▶ **PROBLEM DESCRIPTION**
Present the following entries again, word for word and in full.

▶ **RECORDS PROVIDED**
━━━

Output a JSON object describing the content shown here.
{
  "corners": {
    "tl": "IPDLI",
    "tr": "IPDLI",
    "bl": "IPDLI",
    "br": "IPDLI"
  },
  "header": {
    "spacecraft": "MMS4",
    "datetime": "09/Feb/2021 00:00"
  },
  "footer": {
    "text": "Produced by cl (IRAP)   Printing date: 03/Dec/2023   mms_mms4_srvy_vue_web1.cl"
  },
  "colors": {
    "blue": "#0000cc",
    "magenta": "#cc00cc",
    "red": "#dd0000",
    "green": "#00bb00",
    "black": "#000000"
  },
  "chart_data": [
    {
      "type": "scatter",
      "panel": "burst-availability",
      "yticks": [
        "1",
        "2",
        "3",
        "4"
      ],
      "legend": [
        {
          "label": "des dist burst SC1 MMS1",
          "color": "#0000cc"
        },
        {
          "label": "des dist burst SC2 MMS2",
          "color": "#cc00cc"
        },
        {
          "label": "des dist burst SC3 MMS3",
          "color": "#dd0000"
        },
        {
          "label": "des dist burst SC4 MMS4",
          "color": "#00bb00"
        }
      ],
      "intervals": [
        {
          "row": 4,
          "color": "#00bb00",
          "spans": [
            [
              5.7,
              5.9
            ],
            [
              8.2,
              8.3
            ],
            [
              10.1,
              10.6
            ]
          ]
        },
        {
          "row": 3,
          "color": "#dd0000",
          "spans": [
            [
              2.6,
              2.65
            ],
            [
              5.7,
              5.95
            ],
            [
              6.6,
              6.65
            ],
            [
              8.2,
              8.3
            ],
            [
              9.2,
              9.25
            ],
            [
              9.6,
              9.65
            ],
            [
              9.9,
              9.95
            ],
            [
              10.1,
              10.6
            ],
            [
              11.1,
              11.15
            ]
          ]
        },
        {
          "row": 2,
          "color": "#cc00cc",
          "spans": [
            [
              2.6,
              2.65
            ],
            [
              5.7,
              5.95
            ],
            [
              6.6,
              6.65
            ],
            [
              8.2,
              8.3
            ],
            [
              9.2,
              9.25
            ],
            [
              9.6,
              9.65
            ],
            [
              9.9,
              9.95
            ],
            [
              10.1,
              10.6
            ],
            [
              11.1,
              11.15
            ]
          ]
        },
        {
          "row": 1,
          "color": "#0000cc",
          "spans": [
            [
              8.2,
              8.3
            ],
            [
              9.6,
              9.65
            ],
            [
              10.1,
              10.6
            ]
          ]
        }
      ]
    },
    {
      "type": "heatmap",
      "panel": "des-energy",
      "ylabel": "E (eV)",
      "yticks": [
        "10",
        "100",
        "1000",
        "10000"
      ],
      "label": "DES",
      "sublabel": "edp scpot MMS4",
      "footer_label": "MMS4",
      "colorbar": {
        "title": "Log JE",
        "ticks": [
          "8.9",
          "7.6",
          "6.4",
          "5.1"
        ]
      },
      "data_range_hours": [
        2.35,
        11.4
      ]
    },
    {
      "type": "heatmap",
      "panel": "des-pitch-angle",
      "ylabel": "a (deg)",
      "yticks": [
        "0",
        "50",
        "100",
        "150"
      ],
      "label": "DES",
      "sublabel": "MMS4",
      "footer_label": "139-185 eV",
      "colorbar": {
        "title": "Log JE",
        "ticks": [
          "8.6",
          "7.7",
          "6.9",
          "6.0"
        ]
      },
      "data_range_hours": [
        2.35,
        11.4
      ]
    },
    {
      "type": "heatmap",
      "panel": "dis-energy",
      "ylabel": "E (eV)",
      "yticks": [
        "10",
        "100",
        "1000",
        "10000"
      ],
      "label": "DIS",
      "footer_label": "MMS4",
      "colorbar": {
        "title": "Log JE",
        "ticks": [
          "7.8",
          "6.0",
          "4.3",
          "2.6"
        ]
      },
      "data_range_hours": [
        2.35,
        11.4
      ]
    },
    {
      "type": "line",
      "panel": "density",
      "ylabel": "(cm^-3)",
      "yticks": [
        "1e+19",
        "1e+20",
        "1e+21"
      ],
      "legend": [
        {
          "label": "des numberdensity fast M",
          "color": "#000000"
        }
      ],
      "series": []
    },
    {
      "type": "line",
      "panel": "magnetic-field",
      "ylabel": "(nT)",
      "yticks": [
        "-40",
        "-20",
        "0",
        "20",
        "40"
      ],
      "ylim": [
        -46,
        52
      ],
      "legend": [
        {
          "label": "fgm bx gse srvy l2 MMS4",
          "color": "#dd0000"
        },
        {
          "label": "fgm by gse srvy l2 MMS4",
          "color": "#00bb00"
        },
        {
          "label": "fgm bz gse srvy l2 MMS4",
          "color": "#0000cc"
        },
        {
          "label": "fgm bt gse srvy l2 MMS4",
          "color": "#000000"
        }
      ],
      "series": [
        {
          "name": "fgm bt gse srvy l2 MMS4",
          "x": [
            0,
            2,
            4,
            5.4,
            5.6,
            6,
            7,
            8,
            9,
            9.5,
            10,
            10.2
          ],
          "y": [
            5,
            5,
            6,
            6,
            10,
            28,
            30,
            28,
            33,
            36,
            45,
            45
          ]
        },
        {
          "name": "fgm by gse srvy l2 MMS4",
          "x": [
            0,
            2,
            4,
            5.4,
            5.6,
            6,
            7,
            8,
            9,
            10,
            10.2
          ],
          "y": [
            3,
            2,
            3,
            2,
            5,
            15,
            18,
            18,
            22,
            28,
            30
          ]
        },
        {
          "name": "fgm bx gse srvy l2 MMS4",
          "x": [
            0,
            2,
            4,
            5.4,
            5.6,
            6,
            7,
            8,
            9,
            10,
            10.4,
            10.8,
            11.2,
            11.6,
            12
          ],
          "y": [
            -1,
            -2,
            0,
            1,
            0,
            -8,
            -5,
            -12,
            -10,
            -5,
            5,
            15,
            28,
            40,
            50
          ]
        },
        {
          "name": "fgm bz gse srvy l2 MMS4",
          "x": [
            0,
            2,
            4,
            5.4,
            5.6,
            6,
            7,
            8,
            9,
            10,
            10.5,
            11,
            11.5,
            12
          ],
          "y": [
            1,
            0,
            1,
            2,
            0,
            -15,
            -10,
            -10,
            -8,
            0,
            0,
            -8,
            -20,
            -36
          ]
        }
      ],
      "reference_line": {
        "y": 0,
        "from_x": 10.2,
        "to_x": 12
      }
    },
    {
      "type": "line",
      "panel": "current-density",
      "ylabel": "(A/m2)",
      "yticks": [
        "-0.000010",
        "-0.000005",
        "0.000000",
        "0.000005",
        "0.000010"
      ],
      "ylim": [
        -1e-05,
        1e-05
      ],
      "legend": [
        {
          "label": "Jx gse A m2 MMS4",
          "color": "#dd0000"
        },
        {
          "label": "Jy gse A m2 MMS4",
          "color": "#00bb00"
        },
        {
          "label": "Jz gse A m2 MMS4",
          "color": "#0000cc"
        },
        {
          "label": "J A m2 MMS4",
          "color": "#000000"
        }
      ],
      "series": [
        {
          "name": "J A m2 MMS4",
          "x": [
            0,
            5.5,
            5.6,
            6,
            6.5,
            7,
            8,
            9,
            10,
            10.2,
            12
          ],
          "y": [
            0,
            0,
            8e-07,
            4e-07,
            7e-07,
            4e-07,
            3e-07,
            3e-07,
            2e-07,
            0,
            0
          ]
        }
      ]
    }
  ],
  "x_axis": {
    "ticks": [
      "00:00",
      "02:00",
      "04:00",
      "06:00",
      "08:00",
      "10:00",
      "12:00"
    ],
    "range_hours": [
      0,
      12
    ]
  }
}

━━━

▶ **EXERCISE OUTPUT**
Output a JSON object describing the content shown here.
{
  "corners": {
    "tl": "IPDLI",
    "tr": "IPDLI",
    "bl": "IPDLI",
    "br": "IPDLI"
  },
  "header": {
    "spacecraft": "MMS4",
    "datetime": "09/Feb/2021 00:00"
  },
  "footer": {
    "text": "Produced by cl (IRAP)   Printing date: 03/Dec/2023   mms_mms4_srvy_vue_web1.cl"
  },
  "colors": {
    "blue": "#0000cc",
    "magenta": "#cc00cc",
    "red": "#dd0000",
    "green": "#00bb00",
    "black": "#000000"
  },
  "chart_data": [
    {
      "type": "scatter",
      "panel": "burst-availability",
      "yticks": [
        "1",
        "2",
        "3",
        "4"
      ],
      "legend": [
        {
          "label": "des dist burst SC1 MMS1",
          "color": "#0000cc"
        },
        {
          "label": "des dist burst SC2 MMS2",
          "color": "#cc00cc"
        },
        {
          "label": "des dist burst SC3 MMS3",
          "color": "#dd0000"
        },
        {
          "label": "des dist burst SC4 MMS4",
          "color": "#00bb00"
        }
      ],
      "intervals": [
        {
          "row": 4,
          "color": "#00bb00",
          "spans": [
            [
              5.7,
              5.9
            ],
            [
              8.2,
              8.3
            ],
            [
              10.1,
              10.6
            ]
          ]
        },
        {
          "row": 3,
          "color": "#dd0000",
          "spans": [
            [
              2.6,
              2.65
            ],
            [
              5.7,
              5.95
            ],
            [
              6.6,
              6.65
            ],
            [
              8.2,
              8.3
            ],
            [
              9.2,
              9.25
            ],
            [
              9.6,
              9.65
            ],
            [
              9.9,
              9.95
            ],
            [
              10.1,
              10.6
            ],
            [
              11.1,
              11.15
            ]
          ]
        },
        {
          "row": 2,
          "color": "#cc00cc",
          "spans": [
            [
              2.6,
              2.65
            ],
            [
              5.7,
              5.95
            ],
            [
              6.6,
              6.65
            ],
            [
              8.2,
              8.3
            ],
            [
              9.2,
              9.25
            ],
            [
              9.6,
              9.65
            ],
            [
              9.9,
              9.95
            ],
            [
              10.1,
              10.6
            ],
            [
              11.1,
              11.15
            ]
          ]
        },
        {
          "row": 1,
          "color": "#0000cc",
          "spans": [
            [
              8.2,
              8.3
            ],
            [
              9.6,
              9.65
            ],
            [
              10.1,
              10.6
            ]
          ]
        }
      ]
    },
    {
      "type": "heatmap",
      "panel": "des-energy",
      "ylabel": "E (eV)",
      "yticks": [
        "10",
        "100",
        "1000",
        "10000"
      ],
      "label": "DES",
      "sublabel": "edp scpot MMS4",
      "footer_label": "MMS4",
      "colorbar": {
        "title": "Log JE",
        "ticks": [
          "8.9",
          "7.6",
          "6.4",
          "5.1"
        ]
      },
      "data_range_hours": [
        2.35,
        11.4
      ]
    },
    {
      "type": "heatmap",
      "panel": "des-pitch-angle",
      "ylabel": "a (deg)",
      "yticks": [
        "0",
        "50",
        "100",
        "150"
      ],
      "label": "DES",
      "sublabel": "MMS4",
      "footer_label": "139-185 eV",
      "colorbar": {
        "title": "Log JE",
        "ticks": [
          "8.6",
          "7.7",
          "6.9",
          "6.0"
        ]
      },
      "data_range_hours": [
        2.35,
        11.4
      ]
    },
    {
      "type": "heatmap",
      "panel": "dis-energy",
      "ylabel": "E (eV)",
      "yticks": [
        "10",
        "100",
        "1000",
        "10000"
      ],
      "label": "DIS",
      "footer_label": "MMS4",
      "colorbar": {
        "title": "Log JE",
        "ticks": [
          "7.8",
          "6.0",
          "4.3",
          "2.6"
        ]
      },
      "data_range_hours": [
        2.35,
        11.4
      ]
    },
    {
      "type": "line",
      "panel": "density",
      "ylabel": "(cm^-3)",
      "yticks": [
        "1e+19",
        "1e+20",
        "1e+21"
      ],
      "legend": [
        {
          "label": "des numberdensity fast M",
          "color": "#000000"
        }
      ],
      "series": []
    },
    {
      "type": "line",
      "panel": "magnetic-field",
      "ylabel": "(nT)",
      "yticks": [
        "-40",
        "-20",
        "0",
        "20",
        "40"
      ],
      "ylim": [
        -46,
        52
      ],
      "legend": [
        {
          "label": "fgm bx gse srvy l2 MMS4",
          "color": "#dd0000"
        },
        {
          "label": "fgm by gse srvy l2 MMS4",
          "color": "#00bb00"
        },
        {
          "label": "fgm bz gse srvy l2 MMS4",
          "color": "#0000cc"
        },
        {
          "label": "fgm bt gse srvy l2 MMS4",
          "color": "#000000"
        }
      ],
      "series": [
        {
          "name": "fgm bt gse srvy l2 MMS4",
          "x": [
            0,
            2,
            4,
            5.4,
            5.6,
            6,
            7,
            8,
            9,
            9.5,
            10,
            10.2
          ],
          "y": [
            5,
            5,
            6,
            6,
            10,
            28,
            30,
            28,
            33,
            36,
            45,
            45
          ]
        },
        {
          "name": "fgm by gse srvy l2 MMS4",
          "x": [
            0,
            2,
            4,
            5.4,
            5.6,
            6,
            7,
            8,
            9,
            10,
            10.2
          ],
          "y": [
            3,
            2,
            3,
            2,
            5,
            15,
            18,
            18,
            22,
            28,
            30
          ]
        },
        {
          "name": "fgm bx gse srvy l2 MMS4",
          "x": [
            0,
            2,
            4,
            5.4,
            5.6,
            6,
            7,
            8,
            9,
            10,
            10.4,
            10.8,
            11.2,
            11.6,
            12
          ],
          "y": [
            -1,
            -2,
            0,
            1,
            0,
            -8,
            -5,
            -12,
            -10,
            -5,
            5,
            15,
            28,
            40,
            50
          ]
        },
        {
          "name": "fgm bz gse srvy l2 MMS4",
          "x": [
            0,
            2,
            4,
            5.4,
            5.6,
            6,
            7,
            8,
            9,
            10,
            10.5,
            11,
            11.5,
            12
          ],
          "y": [
            1,
            0,
            1,
            2,
            0,
            -15,
            -10,
            -10,
            -8,
            0,
            0,
            -8,
            -20,
            -36
          ]
        }
      ],
      "reference_line": {
        "y": 0,
        "from_x": 10.2,
        "to_x": 12
      }
    },
    {
      "type": "line",
      "panel": "current-density",
      "ylabel": "(A/m2)",
      "yticks": [
        "-0.000010",
        "-0.000005",
        "0.000000",
        "0.000005",
        "0.000010"
      ],
      "ylim": [
        -1e-05,
        1e-05
      ],
      "legend": [
        {
          "label": "Jx gse A m2 MMS4",
          "color": "#dd0000"
        },
        {
          "label": "Jy gse A m2 MMS4",
          "color": "#00bb00"
        },
        {
          "label": "Jz gse A m2 MMS4",
          "color": "#0000cc"
        },
        {
          "label": "J A m2 MMS4",
          "color": "#000000"
        }
      ],
      "series": [
        {
          "name": "J A m2 MMS4",
          "x": [
            0,
            5.5,
            5.6,
            6,
            6.5,
            7,
            8,
            9,
            10,
            10.2,
            12
          ],
          "y": [
            0,
            0,
            8e-07,
            4e-07,
            7e-07,
            4e-07,
            3e-07,
            3e-07,
            2e-07,
            0,
            0
          ]
        }
      ]
    }
  ],
  "x_axis": {
    "ticks": [
      "00:00",
      "02:00",
      "04:00",
      "06:00",
      "08:00",
      "10:00",
      "12:00"
    ],
    "range_hours": [
      0,
      12
    ]
  }
}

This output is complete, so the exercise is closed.